ENTRIES SUPPLIED:
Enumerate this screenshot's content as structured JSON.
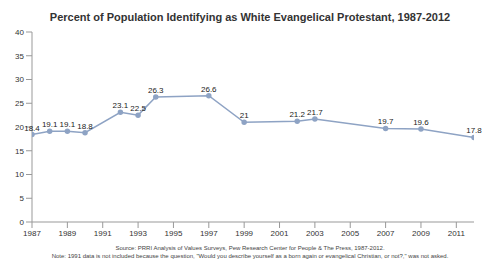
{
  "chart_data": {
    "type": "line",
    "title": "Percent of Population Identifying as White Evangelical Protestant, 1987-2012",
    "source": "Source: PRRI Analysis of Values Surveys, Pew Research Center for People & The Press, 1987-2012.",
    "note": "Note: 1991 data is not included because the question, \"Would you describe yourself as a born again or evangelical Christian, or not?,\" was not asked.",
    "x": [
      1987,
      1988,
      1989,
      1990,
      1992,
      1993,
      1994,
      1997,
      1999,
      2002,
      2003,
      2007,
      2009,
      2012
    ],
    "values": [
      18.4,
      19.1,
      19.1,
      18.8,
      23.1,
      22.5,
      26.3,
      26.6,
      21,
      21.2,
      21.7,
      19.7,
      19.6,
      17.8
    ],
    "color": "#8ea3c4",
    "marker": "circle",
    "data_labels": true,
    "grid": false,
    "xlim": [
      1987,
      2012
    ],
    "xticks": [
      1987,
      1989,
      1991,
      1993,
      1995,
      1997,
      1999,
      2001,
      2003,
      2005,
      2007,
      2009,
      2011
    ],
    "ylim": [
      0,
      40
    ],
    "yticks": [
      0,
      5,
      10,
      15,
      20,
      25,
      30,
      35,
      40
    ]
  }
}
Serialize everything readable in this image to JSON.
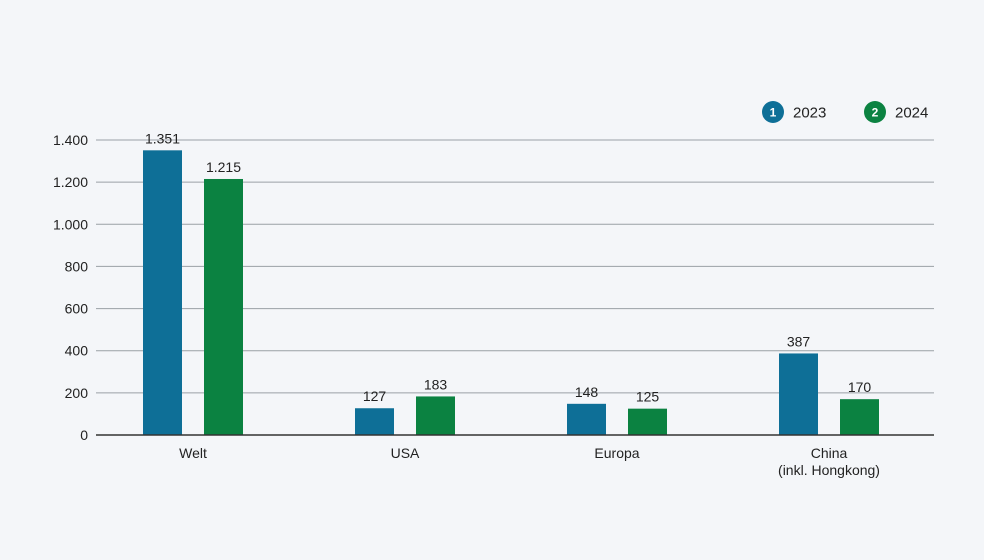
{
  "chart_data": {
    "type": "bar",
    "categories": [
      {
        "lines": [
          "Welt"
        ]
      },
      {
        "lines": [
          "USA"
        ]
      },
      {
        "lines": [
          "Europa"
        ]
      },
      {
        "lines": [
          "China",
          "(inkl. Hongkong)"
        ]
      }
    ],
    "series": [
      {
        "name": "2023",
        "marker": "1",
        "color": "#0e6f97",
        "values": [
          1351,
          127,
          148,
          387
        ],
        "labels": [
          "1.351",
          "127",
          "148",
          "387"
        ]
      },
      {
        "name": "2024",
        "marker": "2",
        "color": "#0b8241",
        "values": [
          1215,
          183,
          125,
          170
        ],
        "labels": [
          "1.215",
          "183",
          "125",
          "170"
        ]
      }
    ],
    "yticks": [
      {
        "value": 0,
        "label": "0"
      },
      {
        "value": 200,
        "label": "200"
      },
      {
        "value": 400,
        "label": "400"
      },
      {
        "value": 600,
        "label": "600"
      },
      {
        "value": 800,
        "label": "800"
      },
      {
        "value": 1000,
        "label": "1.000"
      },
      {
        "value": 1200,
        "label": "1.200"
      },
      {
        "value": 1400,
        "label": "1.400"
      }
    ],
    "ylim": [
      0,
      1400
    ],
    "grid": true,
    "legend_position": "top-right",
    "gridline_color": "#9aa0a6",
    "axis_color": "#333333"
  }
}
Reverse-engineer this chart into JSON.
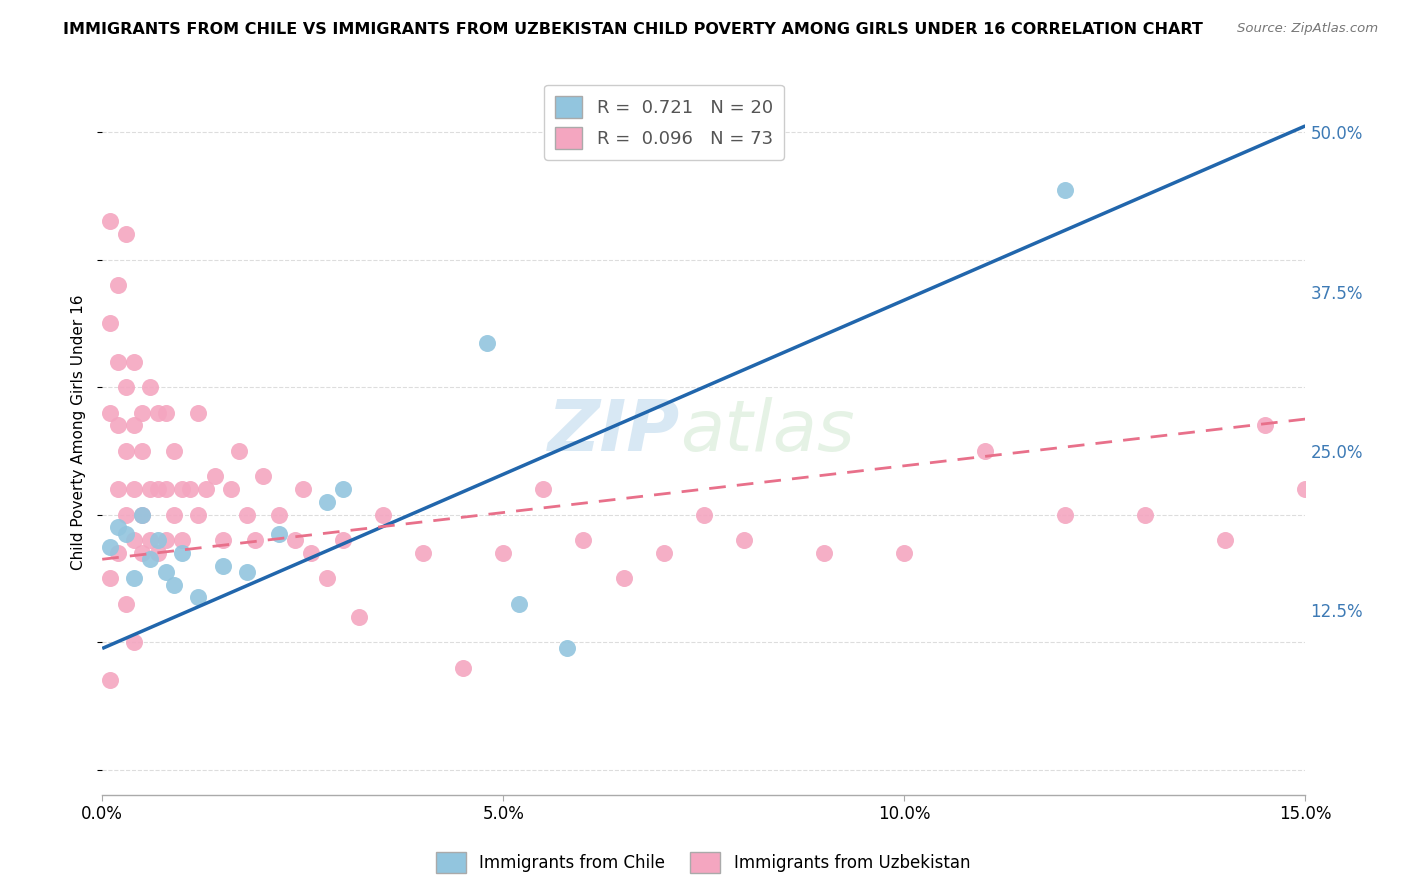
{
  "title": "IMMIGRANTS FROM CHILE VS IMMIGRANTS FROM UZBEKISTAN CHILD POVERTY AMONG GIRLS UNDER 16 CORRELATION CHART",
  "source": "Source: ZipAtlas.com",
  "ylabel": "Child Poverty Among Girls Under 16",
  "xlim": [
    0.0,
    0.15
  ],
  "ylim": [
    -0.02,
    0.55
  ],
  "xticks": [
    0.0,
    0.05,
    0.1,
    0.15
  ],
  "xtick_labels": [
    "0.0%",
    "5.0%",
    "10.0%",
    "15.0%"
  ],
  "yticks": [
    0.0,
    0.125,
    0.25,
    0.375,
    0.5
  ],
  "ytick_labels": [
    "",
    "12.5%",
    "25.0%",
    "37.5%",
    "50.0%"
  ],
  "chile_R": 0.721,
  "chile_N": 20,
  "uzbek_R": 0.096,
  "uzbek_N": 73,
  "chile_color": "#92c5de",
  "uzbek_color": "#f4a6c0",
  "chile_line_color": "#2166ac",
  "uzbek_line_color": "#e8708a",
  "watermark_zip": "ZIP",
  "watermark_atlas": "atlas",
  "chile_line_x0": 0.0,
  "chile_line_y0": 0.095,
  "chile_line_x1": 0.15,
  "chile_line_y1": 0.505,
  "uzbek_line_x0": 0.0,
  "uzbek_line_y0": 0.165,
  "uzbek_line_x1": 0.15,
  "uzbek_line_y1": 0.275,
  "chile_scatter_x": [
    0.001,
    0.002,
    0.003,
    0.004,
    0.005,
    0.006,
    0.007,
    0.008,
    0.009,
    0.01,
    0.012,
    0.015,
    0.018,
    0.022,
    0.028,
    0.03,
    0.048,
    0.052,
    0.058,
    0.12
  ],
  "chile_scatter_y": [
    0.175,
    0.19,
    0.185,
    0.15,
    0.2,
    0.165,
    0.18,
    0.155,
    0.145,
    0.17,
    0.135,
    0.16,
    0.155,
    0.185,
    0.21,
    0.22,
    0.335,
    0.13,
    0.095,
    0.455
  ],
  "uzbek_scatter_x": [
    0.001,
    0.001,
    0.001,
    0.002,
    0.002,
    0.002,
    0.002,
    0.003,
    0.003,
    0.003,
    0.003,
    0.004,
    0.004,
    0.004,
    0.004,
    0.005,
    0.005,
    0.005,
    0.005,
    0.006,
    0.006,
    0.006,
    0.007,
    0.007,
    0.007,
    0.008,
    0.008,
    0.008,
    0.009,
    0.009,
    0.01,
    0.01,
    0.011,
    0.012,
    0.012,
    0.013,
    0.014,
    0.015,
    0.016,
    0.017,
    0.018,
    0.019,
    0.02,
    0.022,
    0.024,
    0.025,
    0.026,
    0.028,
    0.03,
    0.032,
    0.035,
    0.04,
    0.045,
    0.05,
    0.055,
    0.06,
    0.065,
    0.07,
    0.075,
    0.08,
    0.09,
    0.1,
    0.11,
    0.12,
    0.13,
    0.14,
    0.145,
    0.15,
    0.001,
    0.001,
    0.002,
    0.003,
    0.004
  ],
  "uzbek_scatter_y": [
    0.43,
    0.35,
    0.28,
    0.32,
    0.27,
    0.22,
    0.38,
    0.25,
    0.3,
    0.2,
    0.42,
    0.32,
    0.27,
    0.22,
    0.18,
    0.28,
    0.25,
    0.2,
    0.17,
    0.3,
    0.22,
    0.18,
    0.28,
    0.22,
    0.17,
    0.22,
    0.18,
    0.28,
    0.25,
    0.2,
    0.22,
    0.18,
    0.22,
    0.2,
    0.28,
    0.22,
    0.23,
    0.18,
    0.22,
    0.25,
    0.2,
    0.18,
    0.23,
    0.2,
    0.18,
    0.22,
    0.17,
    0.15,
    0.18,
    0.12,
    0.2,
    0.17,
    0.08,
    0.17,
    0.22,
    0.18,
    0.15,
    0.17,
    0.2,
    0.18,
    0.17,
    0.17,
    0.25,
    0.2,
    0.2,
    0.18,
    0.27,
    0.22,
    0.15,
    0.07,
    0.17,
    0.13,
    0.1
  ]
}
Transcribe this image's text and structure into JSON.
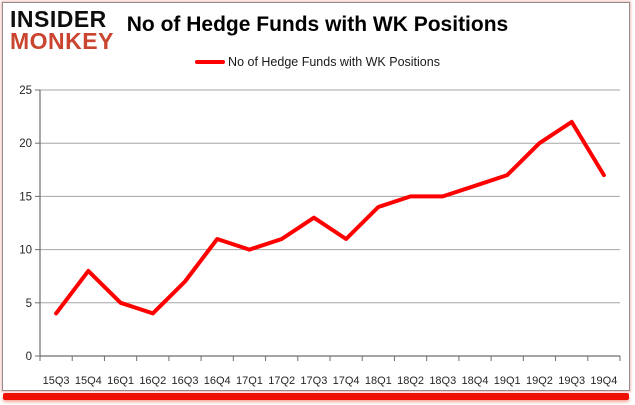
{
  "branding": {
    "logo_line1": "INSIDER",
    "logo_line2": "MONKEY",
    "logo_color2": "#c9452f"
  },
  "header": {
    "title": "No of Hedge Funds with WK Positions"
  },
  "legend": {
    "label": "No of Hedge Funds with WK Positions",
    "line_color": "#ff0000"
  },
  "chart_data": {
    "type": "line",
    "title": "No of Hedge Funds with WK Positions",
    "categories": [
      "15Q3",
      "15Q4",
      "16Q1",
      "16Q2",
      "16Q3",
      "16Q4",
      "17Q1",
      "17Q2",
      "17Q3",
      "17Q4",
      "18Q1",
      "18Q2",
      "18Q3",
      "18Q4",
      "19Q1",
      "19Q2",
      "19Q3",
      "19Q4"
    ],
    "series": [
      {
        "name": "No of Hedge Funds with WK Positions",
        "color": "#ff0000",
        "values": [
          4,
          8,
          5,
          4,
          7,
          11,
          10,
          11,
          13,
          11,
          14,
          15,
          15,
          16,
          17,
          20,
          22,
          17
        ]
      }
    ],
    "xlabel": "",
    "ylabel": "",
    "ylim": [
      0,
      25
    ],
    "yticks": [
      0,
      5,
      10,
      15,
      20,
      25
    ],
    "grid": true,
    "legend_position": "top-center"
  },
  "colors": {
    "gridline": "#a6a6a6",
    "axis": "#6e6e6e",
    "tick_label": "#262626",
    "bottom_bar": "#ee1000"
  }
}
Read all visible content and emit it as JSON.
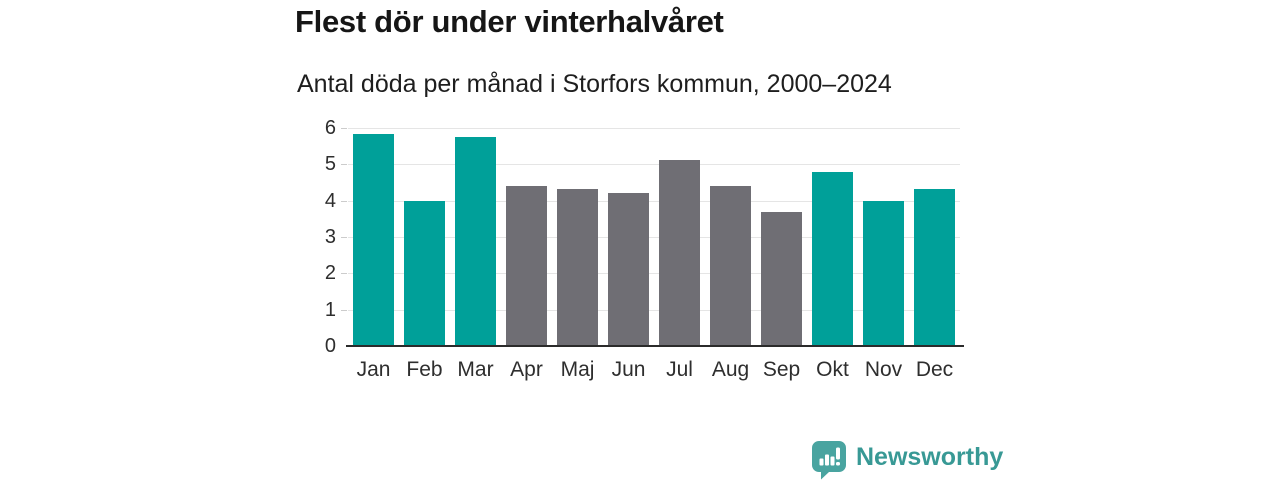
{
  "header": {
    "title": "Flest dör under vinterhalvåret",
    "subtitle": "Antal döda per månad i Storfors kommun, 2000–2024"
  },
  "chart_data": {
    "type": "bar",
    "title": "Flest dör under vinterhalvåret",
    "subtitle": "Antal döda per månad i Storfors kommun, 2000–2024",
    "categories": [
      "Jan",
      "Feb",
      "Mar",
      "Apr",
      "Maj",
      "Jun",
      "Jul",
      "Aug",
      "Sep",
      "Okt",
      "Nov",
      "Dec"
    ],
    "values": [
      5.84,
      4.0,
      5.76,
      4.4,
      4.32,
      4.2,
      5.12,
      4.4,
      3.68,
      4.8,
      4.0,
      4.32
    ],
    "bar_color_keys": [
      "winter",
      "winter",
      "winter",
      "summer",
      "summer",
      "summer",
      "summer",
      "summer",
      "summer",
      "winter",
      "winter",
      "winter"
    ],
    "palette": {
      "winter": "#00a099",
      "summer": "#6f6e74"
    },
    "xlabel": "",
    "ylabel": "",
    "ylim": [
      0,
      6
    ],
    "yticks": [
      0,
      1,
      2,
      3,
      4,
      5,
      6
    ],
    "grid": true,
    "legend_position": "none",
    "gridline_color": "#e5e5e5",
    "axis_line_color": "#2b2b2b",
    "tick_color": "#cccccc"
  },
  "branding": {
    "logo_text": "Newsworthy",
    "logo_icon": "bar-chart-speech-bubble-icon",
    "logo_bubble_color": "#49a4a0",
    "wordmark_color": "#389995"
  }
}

WHAT YOU NEED TO DO:
Check each line of the data above for the word "into" and say how many lines have it. Give the number alone.

ANSWER:
2